● **WHAT IS NEEDED**
The records underneath are to be repeated exactly, with the pictures left out.

● **DATA PROVIDED**
-.-.-

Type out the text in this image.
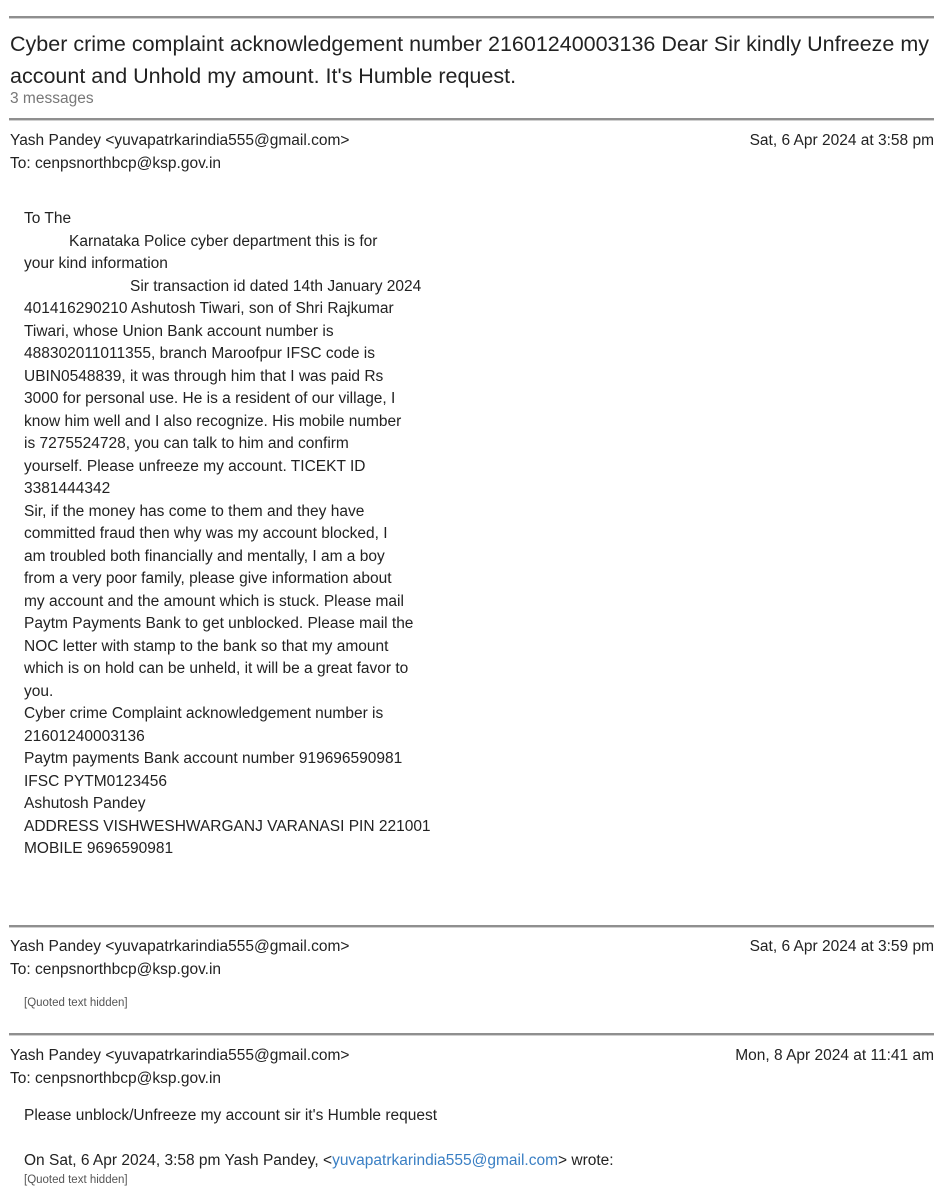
Cyber crime complaint acknowledgement number 21601240003136 Dear Sir kindly Unfreeze my account and Unhold my amount. It's Humble request.
3 messages
Yash Pandey <yuvapatrkarindia555@gmail.com>	Sat, 6 Apr 2024 at 3:58 pm
To: cenpsnorthbcp@ksp.gov.in
To The
Karnataka Police cyber department this is for
your kind information
Sir transaction id dated 14th January 2024
401416290210 Ashutosh Tiwari, son of Shri Rajkumar
Tiwari, whose Union Bank account number is
488302011011355, branch Maroofpur IFSC code is
UBIN0548839, it was through him that I was paid Rs
3000 for personal use. He is a resident of our village, I
know him well and I also recognize. His mobile number
is 7275524728, you can talk to him and confirm
yourself. Please unfreeze my account. TICEKT ID
3381444342
Sir, if the money has come to them and they have
committed fraud then why was my account blocked, I
am troubled both financially and mentally, I am a boy
from a very poor family, please give information about
my account and the amount which is stuck. Please mail
Paytm Payments Bank to get unblocked. Please mail the
NOC letter with stamp to the bank so that my amount
which is on hold can be unheld, it will be a great favor to
you.
Cyber crime Complaint acknowledgement number is
21601240003136
Paytm payments Bank account number 919696590981
IFSC PYTM0123456
Ashutosh Pandey
ADDRESS VISHWESHWARGANJ VARANASI PIN 221001
MOBILE 9696590981
Yash Pandey <yuvapatrkarindia555@gmail.com>	Sat, 6 Apr 2024 at 3:59 pm
To: cenpsnorthbcp@ksp.gov.in
[Quoted text hidden]
Yash Pandey <yuvapatrkarindia555@gmail.com>	Mon, 8 Apr 2024 at 11:41 am
To: cenpsnorthbcp@ksp.gov.in
Please unblock/Unfreeze my account sir it's Humble request
On Sat, 6 Apr 2024, 3:58 pm Yash Pandey, <yuvapatrkarindia555@gmail.com> wrote:
[Quoted text hidden]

-.-.-

● **THE REPLY**
Type out the text in this image.
Cyber crime complaint acknowledgement number 21601240003136 Dear Sir kindly Unfreeze my account and Unhold my amount. It's Humble request.
3 messages
Yash Pandey <yuvapatrkarindia555@gmail.com>	Sat, 6 Apr 2024 at 3:58 pm
To: cenpsnorthbcp@ksp.gov.in
To The
Karnataka Police cyber department this is for
your kind information
Sir transaction id dated 14th January 2024
401416290210 Ashutosh Tiwari, son of Shri Rajkumar
Tiwari, whose Union Bank account number is
488302011011355, branch Maroofpur IFSC code is
UBIN0548839, it was through him that I was paid Rs
3000 for personal use. He is a resident of our village, I
know him well and I also recognize. His mobile number
is 7275524728, you can talk to him and confirm
yourself. Please unfreeze my account. TICEKT ID
3381444342
Sir, if the money has come to them and they have
committed fraud then why was my account blocked, I
am troubled both financially and mentally, I am a boy
from a very poor family, please give information about
my account and the amount which is stuck. Please mail
Paytm Payments Bank to get unblocked. Please mail the
NOC letter with stamp to the bank so that my amount
which is on hold can be unheld, it will be a great favor to
you.
Cyber crime Complaint acknowledgement number is
21601240003136
Paytm payments Bank account number 919696590981
IFSC PYTM0123456
Ashutosh Pandey
ADDRESS VISHWESHWARGANJ VARANASI PIN 221001
MOBILE 9696590981
Yash Pandey <yuvapatrkarindia555@gmail.com>	Sat, 6 Apr 2024 at 3:59 pm
To: cenpsnorthbcp@ksp.gov.in
[Quoted text hidden]
Yash Pandey <yuvapatrkarindia555@gmail.com>	Mon, 8 Apr 2024 at 11:41 am
To: cenpsnorthbcp@ksp.gov.in
Please unblock/Unfreeze my account sir it's Humble request
On Sat, 6 Apr 2024, 3:58 pm Yash Pandey, <yuvapatrkarindia555@gmail.com> wrote:
[Quoted text hidden]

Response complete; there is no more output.